#### Records for this exercise
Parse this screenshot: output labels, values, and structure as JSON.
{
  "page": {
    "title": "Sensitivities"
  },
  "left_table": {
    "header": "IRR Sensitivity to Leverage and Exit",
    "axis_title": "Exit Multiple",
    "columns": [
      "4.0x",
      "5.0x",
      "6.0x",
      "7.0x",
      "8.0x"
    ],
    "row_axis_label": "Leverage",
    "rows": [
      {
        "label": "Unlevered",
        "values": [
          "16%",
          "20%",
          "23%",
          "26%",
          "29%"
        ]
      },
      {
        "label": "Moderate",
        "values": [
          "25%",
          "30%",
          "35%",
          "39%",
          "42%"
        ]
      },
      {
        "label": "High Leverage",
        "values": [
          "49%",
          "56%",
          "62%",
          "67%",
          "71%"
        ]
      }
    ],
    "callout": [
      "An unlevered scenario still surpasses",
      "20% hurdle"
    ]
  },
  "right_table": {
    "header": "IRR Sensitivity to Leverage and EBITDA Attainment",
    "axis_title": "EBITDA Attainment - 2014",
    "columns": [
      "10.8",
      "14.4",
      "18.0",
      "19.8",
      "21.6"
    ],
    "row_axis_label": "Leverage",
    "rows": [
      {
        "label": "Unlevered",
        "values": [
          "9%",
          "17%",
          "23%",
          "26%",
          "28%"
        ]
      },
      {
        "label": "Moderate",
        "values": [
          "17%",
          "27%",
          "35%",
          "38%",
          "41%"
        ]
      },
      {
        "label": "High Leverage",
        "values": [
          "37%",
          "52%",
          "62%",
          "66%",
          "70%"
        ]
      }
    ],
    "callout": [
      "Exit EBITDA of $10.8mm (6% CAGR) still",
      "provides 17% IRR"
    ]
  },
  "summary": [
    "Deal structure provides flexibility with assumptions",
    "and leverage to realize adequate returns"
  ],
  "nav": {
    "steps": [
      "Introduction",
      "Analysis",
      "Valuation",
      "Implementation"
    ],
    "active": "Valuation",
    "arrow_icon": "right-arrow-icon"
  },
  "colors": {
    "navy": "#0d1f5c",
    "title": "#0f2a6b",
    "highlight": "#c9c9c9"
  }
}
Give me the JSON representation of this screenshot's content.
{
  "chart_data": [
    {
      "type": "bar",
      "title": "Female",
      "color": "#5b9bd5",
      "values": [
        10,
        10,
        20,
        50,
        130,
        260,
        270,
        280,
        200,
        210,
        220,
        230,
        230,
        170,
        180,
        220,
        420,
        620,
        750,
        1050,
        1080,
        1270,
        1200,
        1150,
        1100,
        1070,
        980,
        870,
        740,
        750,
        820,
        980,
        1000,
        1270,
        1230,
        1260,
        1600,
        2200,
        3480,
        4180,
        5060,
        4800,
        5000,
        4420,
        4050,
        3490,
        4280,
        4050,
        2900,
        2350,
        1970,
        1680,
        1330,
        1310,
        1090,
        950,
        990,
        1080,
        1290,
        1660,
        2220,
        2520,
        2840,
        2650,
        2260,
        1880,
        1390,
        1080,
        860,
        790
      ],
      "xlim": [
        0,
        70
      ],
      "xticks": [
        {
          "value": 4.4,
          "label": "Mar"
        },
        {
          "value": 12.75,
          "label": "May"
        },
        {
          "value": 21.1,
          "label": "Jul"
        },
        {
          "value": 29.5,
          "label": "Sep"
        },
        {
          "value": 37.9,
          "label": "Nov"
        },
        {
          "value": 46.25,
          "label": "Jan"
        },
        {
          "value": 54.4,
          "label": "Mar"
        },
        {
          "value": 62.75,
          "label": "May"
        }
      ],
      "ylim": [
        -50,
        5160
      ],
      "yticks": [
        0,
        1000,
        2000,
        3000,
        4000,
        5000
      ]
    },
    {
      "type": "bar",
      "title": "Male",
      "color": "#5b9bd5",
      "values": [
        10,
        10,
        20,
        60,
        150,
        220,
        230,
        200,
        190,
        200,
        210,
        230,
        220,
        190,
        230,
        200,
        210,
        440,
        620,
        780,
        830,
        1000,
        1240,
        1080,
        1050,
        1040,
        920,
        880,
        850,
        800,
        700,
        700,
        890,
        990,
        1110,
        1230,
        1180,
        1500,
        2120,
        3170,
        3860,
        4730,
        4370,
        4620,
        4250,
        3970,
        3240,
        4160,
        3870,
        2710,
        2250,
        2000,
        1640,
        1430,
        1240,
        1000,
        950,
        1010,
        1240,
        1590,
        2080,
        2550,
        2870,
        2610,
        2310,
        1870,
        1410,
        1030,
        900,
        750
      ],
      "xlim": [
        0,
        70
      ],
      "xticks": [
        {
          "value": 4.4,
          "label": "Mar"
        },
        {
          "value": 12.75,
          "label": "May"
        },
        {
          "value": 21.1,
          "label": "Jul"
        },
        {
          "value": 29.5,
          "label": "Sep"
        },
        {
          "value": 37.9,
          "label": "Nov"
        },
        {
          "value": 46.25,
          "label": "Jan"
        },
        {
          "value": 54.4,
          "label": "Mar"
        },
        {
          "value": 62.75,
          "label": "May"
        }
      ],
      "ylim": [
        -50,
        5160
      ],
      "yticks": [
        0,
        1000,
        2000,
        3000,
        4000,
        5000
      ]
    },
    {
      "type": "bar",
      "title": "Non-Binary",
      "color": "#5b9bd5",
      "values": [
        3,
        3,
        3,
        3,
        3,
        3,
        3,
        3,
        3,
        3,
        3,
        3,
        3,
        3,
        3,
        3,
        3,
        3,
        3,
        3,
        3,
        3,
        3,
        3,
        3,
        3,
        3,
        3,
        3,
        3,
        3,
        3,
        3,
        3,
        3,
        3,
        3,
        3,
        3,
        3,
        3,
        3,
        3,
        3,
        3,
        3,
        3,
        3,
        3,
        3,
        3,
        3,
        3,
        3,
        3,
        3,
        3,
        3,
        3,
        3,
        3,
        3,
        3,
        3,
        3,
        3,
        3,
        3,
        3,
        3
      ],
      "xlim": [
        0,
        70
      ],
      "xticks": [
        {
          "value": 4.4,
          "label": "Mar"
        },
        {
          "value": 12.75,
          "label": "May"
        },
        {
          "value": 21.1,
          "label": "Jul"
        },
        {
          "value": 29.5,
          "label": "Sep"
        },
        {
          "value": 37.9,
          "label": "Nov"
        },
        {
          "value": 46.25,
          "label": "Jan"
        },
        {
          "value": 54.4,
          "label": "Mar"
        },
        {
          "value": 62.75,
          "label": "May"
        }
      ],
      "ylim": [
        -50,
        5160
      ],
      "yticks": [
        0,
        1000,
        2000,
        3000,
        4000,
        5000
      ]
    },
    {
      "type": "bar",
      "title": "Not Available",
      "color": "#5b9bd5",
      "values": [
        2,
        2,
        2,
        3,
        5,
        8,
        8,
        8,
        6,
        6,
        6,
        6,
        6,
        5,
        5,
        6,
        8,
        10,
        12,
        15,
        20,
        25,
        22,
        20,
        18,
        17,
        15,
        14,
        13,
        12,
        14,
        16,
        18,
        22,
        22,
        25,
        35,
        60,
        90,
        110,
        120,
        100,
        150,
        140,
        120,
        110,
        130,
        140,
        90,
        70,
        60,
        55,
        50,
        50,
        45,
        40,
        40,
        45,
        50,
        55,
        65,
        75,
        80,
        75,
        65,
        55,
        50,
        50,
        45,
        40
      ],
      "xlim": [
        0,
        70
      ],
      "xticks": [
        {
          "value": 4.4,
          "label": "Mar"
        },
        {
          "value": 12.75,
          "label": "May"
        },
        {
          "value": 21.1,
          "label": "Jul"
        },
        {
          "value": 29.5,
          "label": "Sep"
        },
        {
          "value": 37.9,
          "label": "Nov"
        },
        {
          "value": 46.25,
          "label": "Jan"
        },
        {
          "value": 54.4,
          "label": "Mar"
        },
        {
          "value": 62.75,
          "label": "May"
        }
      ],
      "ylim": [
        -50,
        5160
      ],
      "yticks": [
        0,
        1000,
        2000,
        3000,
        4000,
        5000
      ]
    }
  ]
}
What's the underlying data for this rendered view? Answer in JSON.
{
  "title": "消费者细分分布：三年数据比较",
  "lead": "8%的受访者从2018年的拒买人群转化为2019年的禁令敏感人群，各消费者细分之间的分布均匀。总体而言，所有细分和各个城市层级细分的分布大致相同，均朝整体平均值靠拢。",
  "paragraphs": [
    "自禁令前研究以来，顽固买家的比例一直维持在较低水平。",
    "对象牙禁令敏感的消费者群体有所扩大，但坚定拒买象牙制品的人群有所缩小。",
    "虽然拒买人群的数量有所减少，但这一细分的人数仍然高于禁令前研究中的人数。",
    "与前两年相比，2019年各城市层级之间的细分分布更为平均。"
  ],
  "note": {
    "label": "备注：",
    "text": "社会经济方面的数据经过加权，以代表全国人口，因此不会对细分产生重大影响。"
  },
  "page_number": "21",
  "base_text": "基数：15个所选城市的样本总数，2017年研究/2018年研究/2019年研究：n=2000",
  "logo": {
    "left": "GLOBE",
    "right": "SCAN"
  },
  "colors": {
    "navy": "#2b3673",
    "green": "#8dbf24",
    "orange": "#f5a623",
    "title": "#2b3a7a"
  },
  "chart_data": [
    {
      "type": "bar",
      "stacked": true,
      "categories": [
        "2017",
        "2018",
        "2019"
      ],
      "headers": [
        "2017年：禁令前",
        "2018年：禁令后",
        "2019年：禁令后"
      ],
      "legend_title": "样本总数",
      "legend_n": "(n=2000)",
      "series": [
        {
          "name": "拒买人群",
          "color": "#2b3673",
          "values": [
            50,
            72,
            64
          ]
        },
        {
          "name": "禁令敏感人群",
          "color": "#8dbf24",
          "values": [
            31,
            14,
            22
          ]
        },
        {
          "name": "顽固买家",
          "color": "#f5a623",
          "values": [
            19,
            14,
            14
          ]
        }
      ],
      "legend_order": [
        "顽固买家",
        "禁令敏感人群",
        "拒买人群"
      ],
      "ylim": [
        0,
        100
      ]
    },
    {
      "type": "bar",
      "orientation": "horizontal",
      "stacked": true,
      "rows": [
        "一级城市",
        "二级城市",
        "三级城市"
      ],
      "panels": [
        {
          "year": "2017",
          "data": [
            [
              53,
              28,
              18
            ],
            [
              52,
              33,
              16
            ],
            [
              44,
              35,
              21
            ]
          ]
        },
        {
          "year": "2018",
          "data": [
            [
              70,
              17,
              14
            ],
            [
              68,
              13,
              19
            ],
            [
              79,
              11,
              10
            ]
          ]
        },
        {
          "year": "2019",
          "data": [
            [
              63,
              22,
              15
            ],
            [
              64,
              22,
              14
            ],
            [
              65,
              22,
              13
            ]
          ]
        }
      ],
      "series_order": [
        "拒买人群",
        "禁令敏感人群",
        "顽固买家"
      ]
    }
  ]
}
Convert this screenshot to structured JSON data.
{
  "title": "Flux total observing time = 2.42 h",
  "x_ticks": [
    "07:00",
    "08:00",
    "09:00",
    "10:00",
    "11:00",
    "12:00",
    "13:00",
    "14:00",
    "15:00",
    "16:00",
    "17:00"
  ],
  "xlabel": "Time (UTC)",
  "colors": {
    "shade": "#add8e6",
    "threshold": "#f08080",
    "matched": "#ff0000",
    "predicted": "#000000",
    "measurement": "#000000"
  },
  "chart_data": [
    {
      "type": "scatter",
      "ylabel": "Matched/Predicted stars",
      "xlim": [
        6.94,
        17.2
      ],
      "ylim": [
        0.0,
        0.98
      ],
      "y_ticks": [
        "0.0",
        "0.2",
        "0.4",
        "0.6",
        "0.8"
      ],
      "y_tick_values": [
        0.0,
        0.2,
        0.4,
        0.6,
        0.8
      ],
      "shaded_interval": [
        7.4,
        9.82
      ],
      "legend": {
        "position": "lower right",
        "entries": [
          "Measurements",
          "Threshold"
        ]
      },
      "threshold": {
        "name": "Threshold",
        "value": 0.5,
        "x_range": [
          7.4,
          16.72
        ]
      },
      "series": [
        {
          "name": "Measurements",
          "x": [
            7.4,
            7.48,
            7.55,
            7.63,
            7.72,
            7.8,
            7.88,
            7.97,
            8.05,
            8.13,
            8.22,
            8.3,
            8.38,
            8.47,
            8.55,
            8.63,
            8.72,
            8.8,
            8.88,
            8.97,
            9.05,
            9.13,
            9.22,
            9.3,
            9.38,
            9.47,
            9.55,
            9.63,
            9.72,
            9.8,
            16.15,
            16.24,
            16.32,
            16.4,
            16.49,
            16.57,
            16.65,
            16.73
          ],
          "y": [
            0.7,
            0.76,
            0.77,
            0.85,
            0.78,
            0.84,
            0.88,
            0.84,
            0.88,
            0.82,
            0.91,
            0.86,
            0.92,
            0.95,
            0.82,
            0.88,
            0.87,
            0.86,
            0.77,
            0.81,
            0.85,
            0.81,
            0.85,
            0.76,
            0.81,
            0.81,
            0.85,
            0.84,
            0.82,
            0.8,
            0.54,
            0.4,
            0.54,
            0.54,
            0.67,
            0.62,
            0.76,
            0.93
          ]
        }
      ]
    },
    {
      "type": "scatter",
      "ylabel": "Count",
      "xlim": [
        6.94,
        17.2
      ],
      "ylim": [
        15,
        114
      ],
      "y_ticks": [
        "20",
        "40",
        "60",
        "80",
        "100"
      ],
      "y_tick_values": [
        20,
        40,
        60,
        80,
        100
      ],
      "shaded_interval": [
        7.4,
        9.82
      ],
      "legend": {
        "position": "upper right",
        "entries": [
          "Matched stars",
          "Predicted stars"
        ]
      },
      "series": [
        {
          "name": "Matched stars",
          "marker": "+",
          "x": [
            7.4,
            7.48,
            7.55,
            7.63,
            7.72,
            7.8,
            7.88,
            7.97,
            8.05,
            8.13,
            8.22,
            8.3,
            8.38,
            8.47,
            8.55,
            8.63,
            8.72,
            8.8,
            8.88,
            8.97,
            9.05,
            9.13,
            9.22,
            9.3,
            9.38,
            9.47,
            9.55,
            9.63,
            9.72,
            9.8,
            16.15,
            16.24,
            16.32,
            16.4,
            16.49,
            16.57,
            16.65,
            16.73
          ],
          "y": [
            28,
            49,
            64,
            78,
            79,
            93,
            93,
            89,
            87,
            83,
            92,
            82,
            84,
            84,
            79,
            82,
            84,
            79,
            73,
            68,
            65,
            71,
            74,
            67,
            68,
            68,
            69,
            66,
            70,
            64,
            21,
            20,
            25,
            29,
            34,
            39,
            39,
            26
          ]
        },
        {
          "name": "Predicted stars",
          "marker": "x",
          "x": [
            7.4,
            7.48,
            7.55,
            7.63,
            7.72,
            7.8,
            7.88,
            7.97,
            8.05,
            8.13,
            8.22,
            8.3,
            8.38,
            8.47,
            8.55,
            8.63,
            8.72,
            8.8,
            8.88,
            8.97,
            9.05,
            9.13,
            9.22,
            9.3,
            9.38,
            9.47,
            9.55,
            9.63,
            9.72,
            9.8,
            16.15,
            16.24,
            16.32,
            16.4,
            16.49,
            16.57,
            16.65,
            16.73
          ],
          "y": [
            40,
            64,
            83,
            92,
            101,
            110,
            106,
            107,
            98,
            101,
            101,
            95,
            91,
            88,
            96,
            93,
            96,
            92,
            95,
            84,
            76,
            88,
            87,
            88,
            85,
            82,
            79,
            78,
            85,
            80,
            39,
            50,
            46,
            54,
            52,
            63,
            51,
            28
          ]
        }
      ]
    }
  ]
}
########
Using the records above, find and show each line with the string "ylabel".

### Response for this exercise
      "ylabel": "Matched/Predicted stars",
      "ylabel": "Count",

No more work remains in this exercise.